- [WHAT YOU WILL DO]:
Set down every record once more, exactly as given.
+++
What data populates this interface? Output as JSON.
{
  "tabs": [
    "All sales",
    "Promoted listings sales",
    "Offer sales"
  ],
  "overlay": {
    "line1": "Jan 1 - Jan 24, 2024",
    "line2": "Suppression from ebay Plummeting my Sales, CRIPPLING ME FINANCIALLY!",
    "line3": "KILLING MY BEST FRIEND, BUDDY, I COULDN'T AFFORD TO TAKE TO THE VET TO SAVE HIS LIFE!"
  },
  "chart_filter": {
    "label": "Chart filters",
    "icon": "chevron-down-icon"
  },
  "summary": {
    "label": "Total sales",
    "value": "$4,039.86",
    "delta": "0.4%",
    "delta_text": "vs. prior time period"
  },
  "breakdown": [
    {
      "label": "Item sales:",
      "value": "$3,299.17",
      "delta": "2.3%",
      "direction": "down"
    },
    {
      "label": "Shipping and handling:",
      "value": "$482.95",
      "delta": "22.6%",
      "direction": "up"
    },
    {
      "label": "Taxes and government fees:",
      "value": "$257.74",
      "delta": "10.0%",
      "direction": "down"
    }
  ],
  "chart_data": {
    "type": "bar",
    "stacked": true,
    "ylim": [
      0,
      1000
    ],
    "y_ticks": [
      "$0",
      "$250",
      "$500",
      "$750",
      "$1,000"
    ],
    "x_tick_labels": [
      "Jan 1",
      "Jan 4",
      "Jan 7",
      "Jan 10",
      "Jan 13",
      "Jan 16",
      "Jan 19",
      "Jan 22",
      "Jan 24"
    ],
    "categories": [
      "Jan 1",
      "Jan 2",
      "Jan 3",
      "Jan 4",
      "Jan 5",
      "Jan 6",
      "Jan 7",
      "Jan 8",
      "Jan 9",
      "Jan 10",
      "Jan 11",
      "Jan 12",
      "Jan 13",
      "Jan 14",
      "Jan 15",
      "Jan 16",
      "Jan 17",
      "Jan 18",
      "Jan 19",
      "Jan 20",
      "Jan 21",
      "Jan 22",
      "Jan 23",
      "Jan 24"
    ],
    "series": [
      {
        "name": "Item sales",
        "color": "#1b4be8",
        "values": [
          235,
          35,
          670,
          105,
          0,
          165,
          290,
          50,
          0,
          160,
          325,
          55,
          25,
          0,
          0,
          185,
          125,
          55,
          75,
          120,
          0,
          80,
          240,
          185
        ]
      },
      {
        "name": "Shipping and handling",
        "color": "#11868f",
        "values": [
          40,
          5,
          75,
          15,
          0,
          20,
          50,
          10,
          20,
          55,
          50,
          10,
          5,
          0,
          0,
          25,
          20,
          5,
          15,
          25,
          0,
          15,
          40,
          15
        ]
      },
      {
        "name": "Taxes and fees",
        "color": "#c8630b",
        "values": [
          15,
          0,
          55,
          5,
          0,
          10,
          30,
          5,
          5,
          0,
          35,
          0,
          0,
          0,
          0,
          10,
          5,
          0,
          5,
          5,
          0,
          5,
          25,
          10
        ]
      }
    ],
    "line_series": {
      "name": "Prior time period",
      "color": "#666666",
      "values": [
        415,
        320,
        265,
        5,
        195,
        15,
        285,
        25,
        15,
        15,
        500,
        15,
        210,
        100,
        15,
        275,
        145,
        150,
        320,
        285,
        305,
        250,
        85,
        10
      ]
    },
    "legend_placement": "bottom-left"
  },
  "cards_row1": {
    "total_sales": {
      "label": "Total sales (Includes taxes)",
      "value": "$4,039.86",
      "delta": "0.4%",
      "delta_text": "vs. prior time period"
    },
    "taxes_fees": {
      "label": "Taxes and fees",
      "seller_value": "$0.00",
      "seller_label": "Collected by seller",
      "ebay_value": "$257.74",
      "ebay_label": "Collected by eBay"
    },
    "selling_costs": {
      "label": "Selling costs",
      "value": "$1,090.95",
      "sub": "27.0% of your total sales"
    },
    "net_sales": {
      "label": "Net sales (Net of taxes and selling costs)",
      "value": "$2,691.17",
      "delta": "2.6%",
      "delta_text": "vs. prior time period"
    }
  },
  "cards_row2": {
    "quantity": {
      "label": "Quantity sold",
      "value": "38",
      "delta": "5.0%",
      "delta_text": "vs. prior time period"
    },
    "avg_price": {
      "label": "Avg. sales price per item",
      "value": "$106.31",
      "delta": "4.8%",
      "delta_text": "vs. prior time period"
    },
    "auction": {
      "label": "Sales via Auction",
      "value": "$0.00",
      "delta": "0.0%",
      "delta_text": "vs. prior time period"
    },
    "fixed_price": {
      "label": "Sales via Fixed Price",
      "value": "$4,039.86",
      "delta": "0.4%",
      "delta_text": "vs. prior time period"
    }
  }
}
+++
- [RESULT OF THIS EXERCISE]:
What data populates this interface? Output as JSON.
{
  "tabs": [
    "All sales",
    "Promoted listings sales",
    "Offer sales"
  ],
  "overlay": {
    "line1": "Jan 1 - Jan 24, 2024",
    "line2": "Suppression from ebay Plummeting my Sales, CRIPPLING ME FINANCIALLY!",
    "line3": "KILLING MY BEST FRIEND, BUDDY, I COULDN'T AFFORD TO TAKE TO THE VET TO SAVE HIS LIFE!"
  },
  "chart_filter": {
    "label": "Chart filters",
    "icon": "chevron-down-icon"
  },
  "summary": {
    "label": "Total sales",
    "value": "$4,039.86",
    "delta": "0.4%",
    "delta_text": "vs. prior time period"
  },
  "breakdown": [
    {
      "label": "Item sales:",
      "value": "$3,299.17",
      "delta": "2.3%",
      "direction": "down"
    },
    {
      "label": "Shipping and handling:",
      "value": "$482.95",
      "delta": "22.6%",
      "direction": "up"
    },
    {
      "label": "Taxes and government fees:",
      "value": "$257.74",
      "delta": "10.0%",
      "direction": "down"
    }
  ],
  "chart_data": {
    "type": "bar",
    "stacked": true,
    "ylim": [
      0,
      1000
    ],
    "y_ticks": [
      "$0",
      "$250",
      "$500",
      "$750",
      "$1,000"
    ],
    "x_tick_labels": [
      "Jan 1",
      "Jan 4",
      "Jan 7",
      "Jan 10",
      "Jan 13",
      "Jan 16",
      "Jan 19",
      "Jan 22",
      "Jan 24"
    ],
    "categories": [
      "Jan 1",
      "Jan 2",
      "Jan 3",
      "Jan 4",
      "Jan 5",
      "Jan 6",
      "Jan 7",
      "Jan 8",
      "Jan 9",
      "Jan 10",
      "Jan 11",
      "Jan 12",
      "Jan 13",
      "Jan 14",
      "Jan 15",
      "Jan 16",
      "Jan 17",
      "Jan 18",
      "Jan 19",
      "Jan 20",
      "Jan 21",
      "Jan 22",
      "Jan 23",
      "Jan 24"
    ],
    "series": [
      {
        "name": "Item sales",
        "color": "#1b4be8",
        "values": [
          235,
          35,
          670,
          105,
          0,
          165,
          290,
          50,
          0,
          160,
          325,
          55,
          25,
          0,
          0,
          185,
          125,
          55,
          75,
          120,
          0,
          80,
          240,
          185
        ]
      },
      {
        "name": "Shipping and handling",
        "color": "#11868f",
        "values": [
          40,
          5,
          75,
          15,
          0,
          20,
          50,
          10,
          20,
          55,
          50,
          10,
          5,
          0,
          0,
          25,
          20,
          5,
          15,
          25,
          0,
          15,
          40,
          15
        ]
      },
      {
        "name": "Taxes and fees",
        "color": "#c8630b",
        "values": [
          15,
          0,
          55,
          5,
          0,
          10,
          30,
          5,
          5,
          0,
          35,
          0,
          0,
          0,
          0,
          10,
          5,
          0,
          5,
          5,
          0,
          5,
          25,
          10
        ]
      }
    ],
    "line_series": {
      "name": "Prior time period",
      "color": "#666666",
      "values": [
        415,
        320,
        265,
        5,
        195,
        15,
        285,
        25,
        15,
        15,
        500,
        15,
        210,
        100,
        15,
        275,
        145,
        150,
        320,
        285,
        305,
        250,
        85,
        10
      ]
    },
    "legend_placement": "bottom-left"
  },
  "cards_row1": {
    "total_sales": {
      "label": "Total sales (Includes taxes)",
      "value": "$4,039.86",
      "delta": "0.4%",
      "delta_text": "vs. prior time period"
    },
    "taxes_fees": {
      "label": "Taxes and fees",
      "seller_value": "$0.00",
      "seller_label": "Collected by seller",
      "ebay_value": "$257.74",
      "ebay_label": "Collected by eBay"
    },
    "selling_costs": {
      "label": "Selling costs",
      "value": "$1,090.95",
      "sub": "27.0% of your total sales"
    },
    "net_sales": {
      "label": "Net sales (Net of taxes and selling costs)",
      "value": "$2,691.17",
      "delta": "2.6%",
      "delta_text": "vs. prior time period"
    }
  },
  "cards_row2": {
    "quantity": {
      "label": "Quantity sold",
      "value": "38",
      "delta": "5.0%",
      "delta_text": "vs. prior time period"
    },
    "avg_price": {
      "label": "Avg. sales price per item",
      "value": "$106.31",
      "delta": "4.8%",
      "delta_text": "vs. prior time period"
    },
    "auction": {
      "label": "Sales via Auction",
      "value": "$0.00",
      "delta": "0.0%",
      "delta_text": "vs. prior time period"
    },
    "fixed_price": {
      "label": "Sales via Fixed Price",
      "value": "$4,039.86",
      "delta": "0.4%",
      "delta_text": "vs. prior time period"
    }
  }
}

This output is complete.